Stated goal:
Scan the listing below and copy every line holding "PREGUNTA".

Dataset rows about figures:
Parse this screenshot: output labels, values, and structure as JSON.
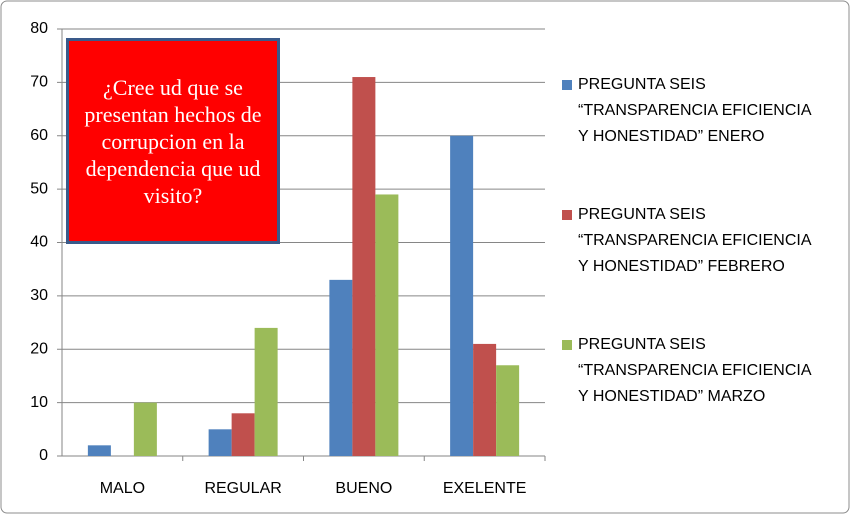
{
  "chart_data": {
    "type": "bar",
    "annotation": "¿Cree ud que se presentan hechos de corrupcion en la dependencia que ud visito?",
    "categories": [
      "MALO",
      "REGULAR",
      "BUENO",
      "EXELENTE"
    ],
    "series": [
      {
        "name": "PREGUNTA SEIS “TRANSPARENCIA EFICIENCIA Y HONESTIDAD” ENERO",
        "color": "#4f81bd",
        "values": [
          2,
          5,
          33,
          60
        ]
      },
      {
        "name": "PREGUNTA SEIS “TRANSPARENCIA EFICIENCIA Y HONESTIDAD” FEBRERO",
        "color": "#c0504d",
        "values": [
          0,
          8,
          71,
          21
        ]
      },
      {
        "name": "PREGUNTA SEIS “TRANSPARENCIA EFICIENCIA Y HONESTIDAD” MARZO",
        "color": "#9bbb59",
        "values": [
          10,
          24,
          49,
          17
        ]
      }
    ],
    "ylim": [
      0,
      80
    ],
    "yticks": [
      0,
      10,
      20,
      30,
      40,
      50,
      60,
      70,
      80
    ],
    "grid": true
  }
}
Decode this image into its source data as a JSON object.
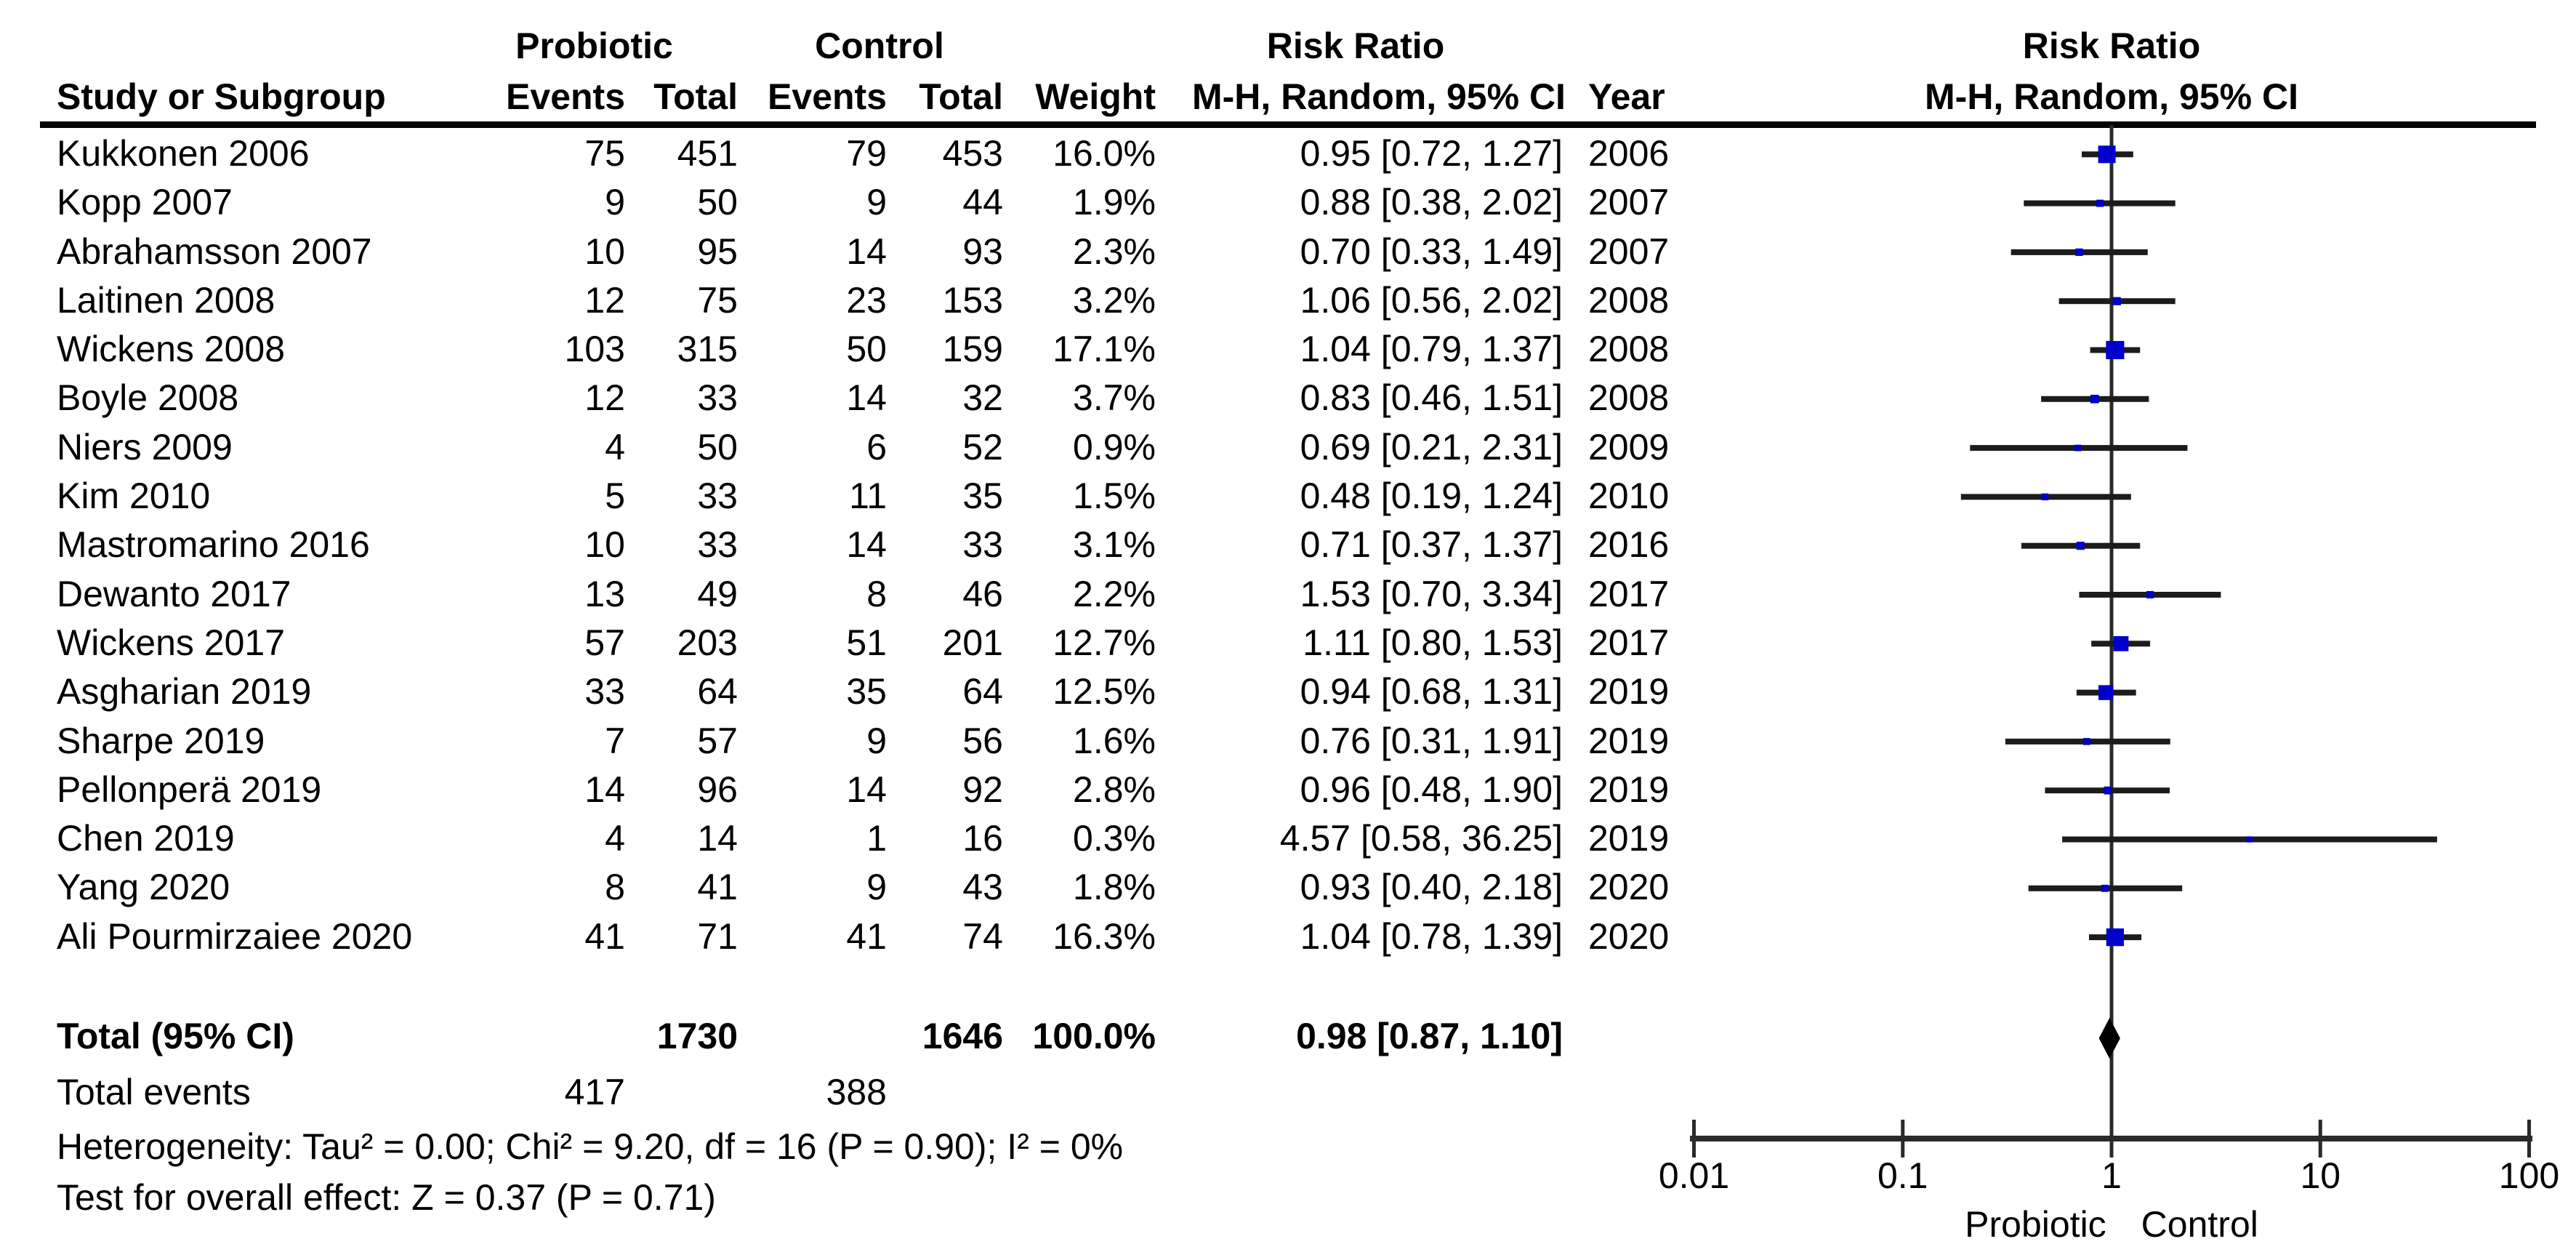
{
  "header": {
    "row1": {
      "probiotic_group": "Probiotic",
      "control_group": "Control",
      "risk_ratio": "Risk Ratio",
      "risk_ratio_plot": "Risk Ratio"
    },
    "row2": {
      "study": "Study or Subgroup",
      "events_probiotic": "Events",
      "total_probiotic": "Total",
      "events_control": "Events",
      "total_control": "Total",
      "weight": "Weight",
      "mh_random_ci": "M-H, Random, 95% CI",
      "year": "Year",
      "mh_random_ci_plot": "M-H, Random, 95% CI"
    }
  },
  "footer_stats": {
    "total_events_label": "Total events",
    "total_events_probiotic": "417",
    "total_events_control": "388",
    "heterogeneity": "Heterogeneity: Tau² = 0.00; Chi² = 9.20, df = 16 (P = 0.90); I² = 0%",
    "overall_effect": "Test for overall effect: Z = 0.37 (P = 0.71)"
  },
  "colors": {
    "square": "#0000CC",
    "ci_line": "#1c1c1c",
    "axis_line": "#2a2a2a",
    "diamond": "#000000"
  },
  "chart_data": {
    "type": "forest",
    "effect_measure": "Risk Ratio",
    "method": "M-H, Random, 95% CI",
    "x_axis": {
      "scale": "log",
      "ticks": [
        0.01,
        0.1,
        1,
        10,
        100
      ],
      "tick_labels": [
        "0.01",
        "0.1",
        "1",
        "10",
        "100"
      ],
      "left_label": "Probiotic",
      "right_label": "Control"
    },
    "studies": [
      {
        "name": "Kukkonen 2006",
        "events_treat": "75",
        "total_treat": "451",
        "events_ctrl": "79",
        "total_ctrl": "453",
        "weight": "16.0%",
        "weight_value": 16.0,
        "rr": 0.95,
        "ci_low": 0.72,
        "ci_high": 1.27,
        "ci_text": "0.95 [0.72, 1.27]",
        "year": "2006"
      },
      {
        "name": "Kopp 2007",
        "events_treat": "9",
        "total_treat": "50",
        "events_ctrl": "9",
        "total_ctrl": "44",
        "weight": "1.9%",
        "weight_value": 1.9,
        "rr": 0.88,
        "ci_low": 0.38,
        "ci_high": 2.02,
        "ci_text": "0.88 [0.38, 2.02]",
        "year": "2007"
      },
      {
        "name": "Abrahamsson 2007",
        "events_treat": "10",
        "total_treat": "95",
        "events_ctrl": "14",
        "total_ctrl": "93",
        "weight": "2.3%",
        "weight_value": 2.3,
        "rr": 0.7,
        "ci_low": 0.33,
        "ci_high": 1.49,
        "ci_text": "0.70 [0.33, 1.49]",
        "year": "2007"
      },
      {
        "name": "Laitinen 2008",
        "events_treat": "12",
        "total_treat": "75",
        "events_ctrl": "23",
        "total_ctrl": "153",
        "weight": "3.2%",
        "weight_value": 3.2,
        "rr": 1.06,
        "ci_low": 0.56,
        "ci_high": 2.02,
        "ci_text": "1.06 [0.56, 2.02]",
        "year": "2008"
      },
      {
        "name": "Wickens 2008",
        "events_treat": "103",
        "total_treat": "315",
        "events_ctrl": "50",
        "total_ctrl": "159",
        "weight": "17.1%",
        "weight_value": 17.1,
        "rr": 1.04,
        "ci_low": 0.79,
        "ci_high": 1.37,
        "ci_text": "1.04 [0.79, 1.37]",
        "year": "2008"
      },
      {
        "name": "Boyle 2008",
        "events_treat": "12",
        "total_treat": "33",
        "events_ctrl": "14",
        "total_ctrl": "32",
        "weight": "3.7%",
        "weight_value": 3.7,
        "rr": 0.83,
        "ci_low": 0.46,
        "ci_high": 1.51,
        "ci_text": "0.83 [0.46, 1.51]",
        "year": "2008"
      },
      {
        "name": "Niers 2009",
        "events_treat": "4",
        "total_treat": "50",
        "events_ctrl": "6",
        "total_ctrl": "52",
        "weight": "0.9%",
        "weight_value": 0.9,
        "rr": 0.69,
        "ci_low": 0.21,
        "ci_high": 2.31,
        "ci_text": "0.69 [0.21, 2.31]",
        "year": "2009"
      },
      {
        "name": "Kim 2010",
        "events_treat": "5",
        "total_treat": "33",
        "events_ctrl": "11",
        "total_ctrl": "35",
        "weight": "1.5%",
        "weight_value": 1.5,
        "rr": 0.48,
        "ci_low": 0.19,
        "ci_high": 1.24,
        "ci_text": "0.48 [0.19, 1.24]",
        "year": "2010"
      },
      {
        "name": "Mastromarino 2016",
        "events_treat": "10",
        "total_treat": "33",
        "events_ctrl": "14",
        "total_ctrl": "33",
        "weight": "3.1%",
        "weight_value": 3.1,
        "rr": 0.71,
        "ci_low": 0.37,
        "ci_high": 1.37,
        "ci_text": "0.71 [0.37, 1.37]",
        "year": "2016"
      },
      {
        "name": "Dewanto 2017",
        "events_treat": "13",
        "total_treat": "49",
        "events_ctrl": "8",
        "total_ctrl": "46",
        "weight": "2.2%",
        "weight_value": 2.2,
        "rr": 1.53,
        "ci_low": 0.7,
        "ci_high": 3.34,
        "ci_text": "1.53 [0.70, 3.34]",
        "year": "2017"
      },
      {
        "name": "Wickens 2017",
        "events_treat": "57",
        "total_treat": "203",
        "events_ctrl": "51",
        "total_ctrl": "201",
        "weight": "12.7%",
        "weight_value": 12.7,
        "rr": 1.11,
        "ci_low": 0.8,
        "ci_high": 1.53,
        "ci_text": "1.11 [0.80, 1.53]",
        "year": "2017"
      },
      {
        "name": "Asgharian 2019",
        "events_treat": "33",
        "total_treat": "64",
        "events_ctrl": "35",
        "total_ctrl": "64",
        "weight": "12.5%",
        "weight_value": 12.5,
        "rr": 0.94,
        "ci_low": 0.68,
        "ci_high": 1.31,
        "ci_text": "0.94 [0.68, 1.31]",
        "year": "2019"
      },
      {
        "name": "Sharpe 2019",
        "events_treat": "7",
        "total_treat": "57",
        "events_ctrl": "9",
        "total_ctrl": "56",
        "weight": "1.6%",
        "weight_value": 1.6,
        "rr": 0.76,
        "ci_low": 0.31,
        "ci_high": 1.91,
        "ci_text": "0.76 [0.31, 1.91]",
        "year": "2019"
      },
      {
        "name": "Pellonperä 2019",
        "events_treat": "14",
        "total_treat": "96",
        "events_ctrl": "14",
        "total_ctrl": "92",
        "weight": "2.8%",
        "weight_value": 2.8,
        "rr": 0.96,
        "ci_low": 0.48,
        "ci_high": 1.9,
        "ci_text": "0.96 [0.48, 1.90]",
        "year": "2019"
      },
      {
        "name": "Chen 2019",
        "events_treat": "4",
        "total_treat": "14",
        "events_ctrl": "1",
        "total_ctrl": "16",
        "weight": "0.3%",
        "weight_value": 0.3,
        "rr": 4.57,
        "ci_low": 0.58,
        "ci_high": 36.25,
        "ci_text": "4.57 [0.58, 36.25]",
        "year": "2019"
      },
      {
        "name": "Yang 2020",
        "events_treat": "8",
        "total_treat": "41",
        "events_ctrl": "9",
        "total_ctrl": "43",
        "weight": "1.8%",
        "weight_value": 1.8,
        "rr": 0.93,
        "ci_low": 0.4,
        "ci_high": 2.18,
        "ci_text": "0.93 [0.40, 2.18]",
        "year": "2020"
      },
      {
        "name": "Ali Pourmirzaiee 2020",
        "events_treat": "41",
        "total_treat": "71",
        "events_ctrl": "41",
        "total_ctrl": "74",
        "weight": "16.3%",
        "weight_value": 16.3,
        "rr": 1.04,
        "ci_low": 0.78,
        "ci_high": 1.39,
        "ci_text": "1.04 [0.78, 1.39]",
        "year": "2020"
      }
    ],
    "total": {
      "label": "Total (95% CI)",
      "total_treat": "1730",
      "total_ctrl": "1646",
      "weight": "100.0%",
      "rr": 0.98,
      "ci_low": 0.87,
      "ci_high": 1.1,
      "ci_text": "0.98 [0.87, 1.10]"
    }
  }
}
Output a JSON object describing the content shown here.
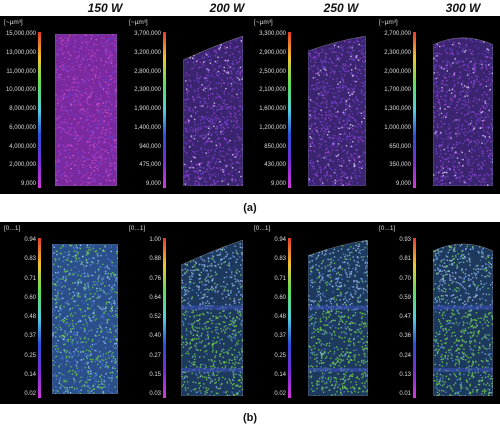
{
  "headers": [
    "150 W",
    "200 W",
    "250 W",
    "300 W"
  ],
  "row_a": {
    "label": "(a)",
    "panels": [
      {
        "unit": "[~µm³]",
        "ticks": [
          "15,000,000",
          "13,000,000",
          "11,000,000",
          "10,000,000",
          "8,000,000",
          "6,000,000",
          "4,000,000",
          "2,000,000",
          "9,000"
        ]
      },
      {
        "unit": "[~µm³]",
        "ticks": [
          "3,700,000",
          "3,200,000",
          "2,800,000",
          "2,300,000",
          "1,900,000",
          "1,400,000",
          "940,000",
          "475,000",
          "9,000"
        ]
      },
      {
        "unit": "[~µm³]",
        "ticks": [
          "3,300,000",
          "2,900,000",
          "2,500,000",
          "2,100,000",
          "1,600,000",
          "1,200,000",
          "850,000",
          "430,000",
          "9,000"
        ]
      },
      {
        "unit": "[~µm³]",
        "ticks": [
          "2,700,000",
          "2,300,000",
          "2,000,000",
          "1,700,000",
          "1,300,000",
          "1,000,000",
          "650,000",
          "350,000",
          "9,000"
        ]
      }
    ]
  },
  "row_b": {
    "label": "(b)",
    "panels": [
      {
        "unit": "[0...1]",
        "ticks": [
          "0.94",
          "0.83",
          "0.71",
          "0.60",
          "0.48",
          "0.37",
          "0.25",
          "0.14",
          "0.02"
        ]
      },
      {
        "unit": "[0...1]",
        "ticks": [
          "1.00",
          "0.88",
          "0.76",
          "0.64",
          "0.52",
          "0.40",
          "0.27",
          "0.15",
          "0.03"
        ]
      },
      {
        "unit": "[0...1]",
        "ticks": [
          "0.94",
          "0.83",
          "0.71",
          "0.60",
          "0.48",
          "0.37",
          "0.25",
          "0.14",
          "0.02"
        ]
      },
      {
        "unit": "[0...1]",
        "ticks": [
          "0.93",
          "0.81",
          "0.70",
          "0.59",
          "0.47",
          "0.36",
          "0.24",
          "0.13",
          "0.01"
        ]
      }
    ]
  },
  "colors": {
    "background": "#000000",
    "colorbar": [
      "#e53a2a",
      "#f2c531",
      "#5fe05a",
      "#52cfe0",
      "#2b4ed8",
      "#7a2dd6",
      "#d23ad8"
    ],
    "pore_purple": "#8a2fb8",
    "porosity_blue": "#3f6bc8",
    "porosity_green": "#6cc84a"
  }
}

Correct answer:
        "name": "PREGUNTA SEIS “TRANSPARENCIA EFICIENCIA Y HONESTIDAD” ENERO",
        "name": "PREGUNTA SEIS “TRANSPARENCIA EFICIENCIA Y HONESTIDAD” FEBRERO",
        "name": "PREGUNTA SEIS “TRANSPARENCIA EFICIENCIA Y HONESTIDAD” MARZO",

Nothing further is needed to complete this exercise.